* **PROBLEM DESCRIPTION**
Omit all images. Write out the rest of the material exactly.

** START **

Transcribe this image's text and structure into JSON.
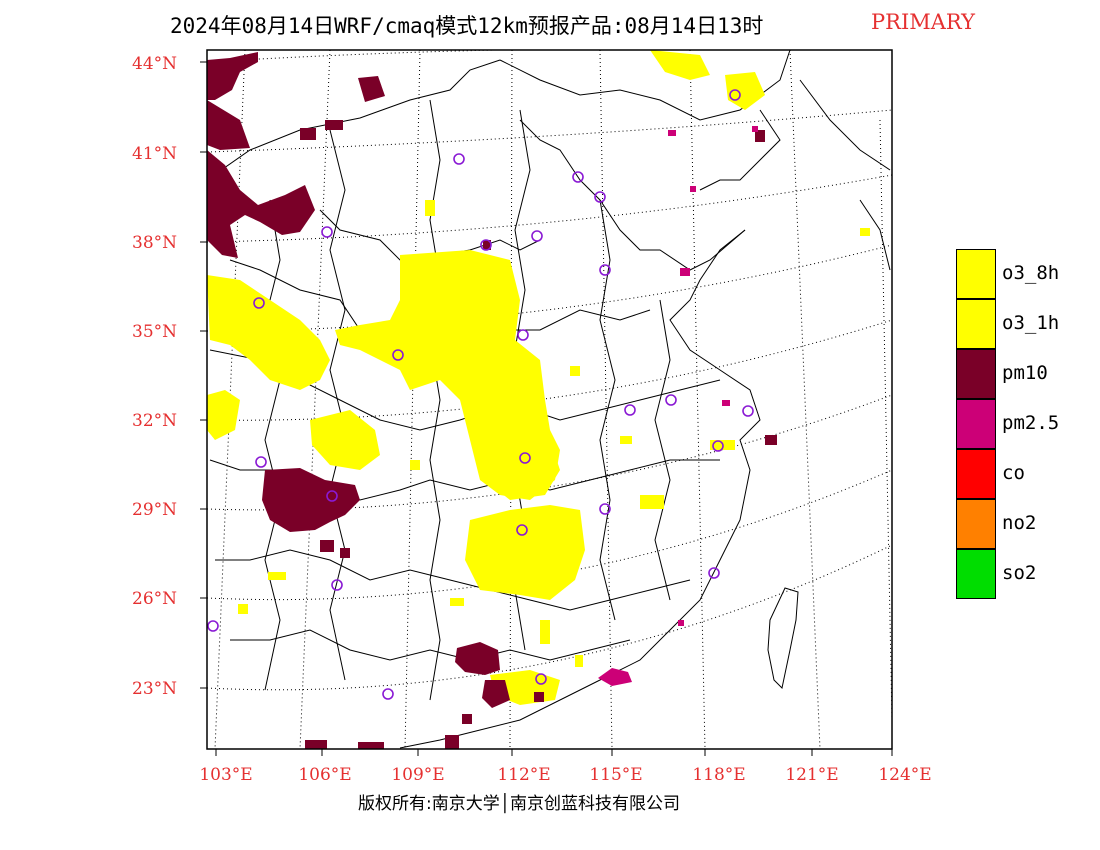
{
  "title": "2024年08月14日WRF/cmaq模式12km预报产品:08月14日13时",
  "title_tag": "PRIMARY",
  "copyright": "版权所有:南京大学│南京创蓝科技有限公司",
  "colors": {
    "o3": "#ffff00",
    "pm10": "#7a0028",
    "pm25": "#cc0077",
    "co": "#ff0000",
    "no2": "#ff8000",
    "so2": "#00dd00",
    "label_red": "#e53030",
    "city_marker": "#8a1ad4"
  },
  "lat_labels": [
    "44°N",
    "41°N",
    "38°N",
    "35°N",
    "32°N",
    "29°N",
    "26°N",
    "23°N"
  ],
  "lon_labels": [
    "103°E",
    "106°E",
    "109°E",
    "112°E",
    "115°E",
    "118°E",
    "121°E",
    "124°E"
  ],
  "legend": [
    {
      "label": "o3_8h",
      "color": "#ffff00"
    },
    {
      "label": "o3_1h",
      "color": "#ffff00"
    },
    {
      "label": "pm10",
      "color": "#7a0028"
    },
    {
      "label": "pm2.5",
      "color": "#cc0077"
    },
    {
      "label": "co",
      "color": "#ff0000"
    },
    {
      "label": "no2",
      "color": "#ff8000"
    },
    {
      "label": "so2",
      "color": "#00dd00"
    }
  ]
}
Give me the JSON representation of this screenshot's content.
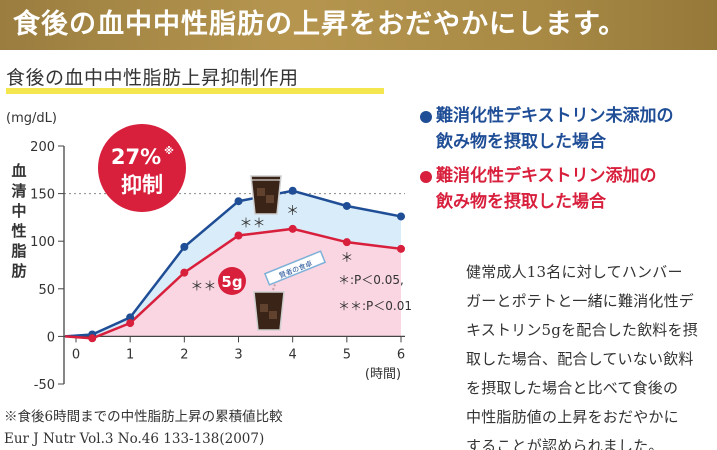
{
  "banner": {
    "text": "食後の血中中性脂肪の上昇をおだやかにします。"
  },
  "subtitle": {
    "text": "食後の血中中性脂肪上昇抑制作用"
  },
  "legend": {
    "blue_line1": "難消化性デキストリン未添加の",
    "blue_line2": "飲み物を摂取した場合",
    "red_line1": "難消化性デキストリン添加の",
    "red_line2": "飲み物を摂取した場合",
    "blue_color": "#1f4e96",
    "red_color": "#d81f3c"
  },
  "badge": {
    "percent": "27%",
    "mark": "※",
    "label": "抑制"
  },
  "packet": {
    "dose": "5g",
    "text": "賢者の食卓"
  },
  "significance": {
    "single": "＊:P＜0.05,",
    "double": "＊＊:P＜0.01"
  },
  "description": {
    "lines": [
      "健常成人13名に対してハンバー",
      "ガーとポテトと一緒に難消化性デ",
      "キストリン5gを配合した飲料を摂",
      "取した場合、配合していない飲料",
      "を摂取した場合と比べて食後の",
      "中性脂肪値の上昇をおだやかに",
      "することが認められました。"
    ]
  },
  "footnote": {
    "line1": "※食後6時間までの中性脂肪上昇の累積値比較",
    "line2": "Eur J Nutr Vol.3 No.46 133-138(2007)"
  },
  "chart_data": {
    "type": "line",
    "yunit": "(mg/dL)",
    "ylabel": "血清中性脂肪",
    "xlabel": "(時間)",
    "ylim": [
      -50,
      200
    ],
    "xlim": [
      0,
      6
    ],
    "yticks": [
      "200",
      "150",
      "100",
      "50",
      "0",
      "-50"
    ],
    "xticks": [
      "0",
      "1",
      "2",
      "3",
      "4",
      "5",
      "6"
    ],
    "x": [
      -0.2,
      0.3,
      1,
      2,
      3,
      4,
      5,
      6
    ],
    "series": [
      {
        "name": "難消化性デキストリン未添加の飲み物を摂取した場合",
        "color": "#1f4e96",
        "values": [
          0,
          2,
          20,
          94,
          142,
          153,
          137,
          126
        ]
      },
      {
        "name": "難消化性デキストリン添加の飲み物を摂取した場合",
        "color": "#d81f3c",
        "values": [
          0,
          -2,
          14,
          67,
          106,
          113,
          99,
          92
        ]
      }
    ],
    "significance_marks": [
      {
        "x": 2,
        "mark": "＊＊"
      },
      {
        "x": 3,
        "mark": "＊＊"
      },
      {
        "x": 4,
        "mark": "＊"
      },
      {
        "x": 5,
        "mark": "＊"
      }
    ],
    "grid": "dashed at 150",
    "fill_between": "#d9ecf9",
    "fill_below": "#f9d6e2"
  }
}
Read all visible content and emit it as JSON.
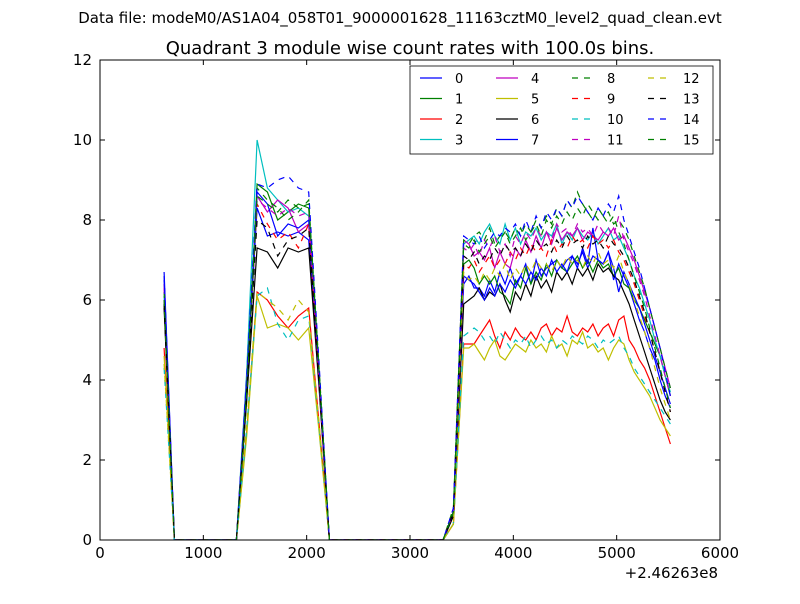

** END **

* **COMPLETED TASK**
Transcribe this image's text and structure into JSON.
{
  "title": "2024年08月14日WRF/cmaq模式12km预报产品:08月14日13时",
  "title_tag": "PRIMARY",
  "copyright": "版权所有:南京大学│南京创蓝科技有限公司",
  "colors": {
    "o3": "#ffff00",
    "pm10": "#7a0028",
    "pm25": "#cc0077",
    "co": "#ff0000",
    "no2": "#ff8000",
    "so2": "#00dd00",
    "label_red": "#e53030",
    "city_marker": "#8a1ad4"
  },
  "lat_labels": [
    "44°N",
    "41°N",
    "38°N",
    "35°N",
    "32°N",
    "29°N",
    "26°N",
    "23°N"
  ],
  "lon_labels": [
    "103°E",
    "106°E",
    "109°E",
    "112°E",
    "115°E",
    "118°E",
    "121°E",
    "124°E"
  ],
  "legend": [
    {
      "label": "o3_8h",
      "color": "#ffff00"
    },
    {
      "label": "o3_1h",
      "color": "#ffff00"
    },
    {
      "label": "pm10",
      "color": "#7a0028"
    },
    {
      "label": "pm2.5",
      "color": "#cc0077"
    },
    {
      "label": "co",
      "color": "#ff0000"
    },
    {
      "label": "no2",
      "color": "#ff8000"
    },
    {
      "label": "so2",
      "color": "#00dd00"
    }
  ]
}
Give me the JSON representation of this screenshot's content.
{
  "banner": {
    "text": "食後の血中中性脂肪の上昇をおだやかにします。"
  },
  "subtitle": {
    "text": "食後の血中中性脂肪上昇抑制作用"
  },
  "legend": {
    "blue_line1": "難消化性デキストリン未添加の",
    "blue_line2": "飲み物を摂取した場合",
    "red_line1": "難消化性デキストリン添加の",
    "red_line2": "飲み物を摂取した場合",
    "blue_color": "#1f4e96",
    "red_color": "#d81f3c"
  },
  "badge": {
    "percent": "27%",
    "mark": "※",
    "label": "抑制"
  },
  "packet": {
    "dose": "5g",
    "text": "賢者の食卓"
  },
  "significance": {
    "single": "＊:P＜0.05,",
    "double": "＊＊:P＜0.01"
  },
  "description": {
    "lines": [
      "健常成人13名に対してハンバー",
      "ガーとポテトと一緒に難消化性デ",
      "キストリン5gを配合した飲料を摂",
      "取した場合、配合していない飲料",
      "を摂取した場合と比べて食後の",
      "中性脂肪値の上昇をおだやかに",
      "することが認められました。"
    ]
  },
  "footnote": {
    "line1": "※食後6時間までの中性脂肪上昇の累積値比較",
    "line2": "Eur J Nutr Vol.3 No.46 133-138(2007)"
  },
  "chart_data": {
    "type": "line",
    "yunit": "(mg/dL)",
    "ylabel": "血清中性脂肪",
    "xlabel": "(時間)",
    "ylim": [
      -50,
      200
    ],
    "xlim": [
      0,
      6
    ],
    "yticks": [
      "200",
      "150",
      "100",
      "50",
      "0",
      "-50"
    ],
    "xticks": [
      "0",
      "1",
      "2",
      "3",
      "4",
      "5",
      "6"
    ],
    "x": [
      -0.2,
      0.3,
      1,
      2,
      3,
      4,
      5,
      6
    ],
    "series": [
      {
        "name": "難消化性デキストリン未添加の飲み物を摂取した場合",
        "color": "#1f4e96",
        "values": [
          0,
          2,
          20,
          94,
          142,
          153,
          137,
          126
        ]
      },
      {
        "name": "難消化性デキストリン添加の飲み物を摂取した場合",
        "color": "#d81f3c",
        "values": [
          0,
          -2,
          14,
          67,
          106,
          113,
          99,
          92
        ]
      }
    ],
    "significance_marks": [
      {
        "x": 2,
        "mark": "＊＊"
      },
      {
        "x": 3,
        "mark": "＊＊"
      },
      {
        "x": 4,
        "mark": "＊"
      },
      {
        "x": 5,
        "mark": "＊"
      }
    ],
    "grid": "dashed at 150",
    "fill_between": "#d9ecf9",
    "fill_below": "#f9d6e2"
  }
}
Read all visible content and emit it as JSON.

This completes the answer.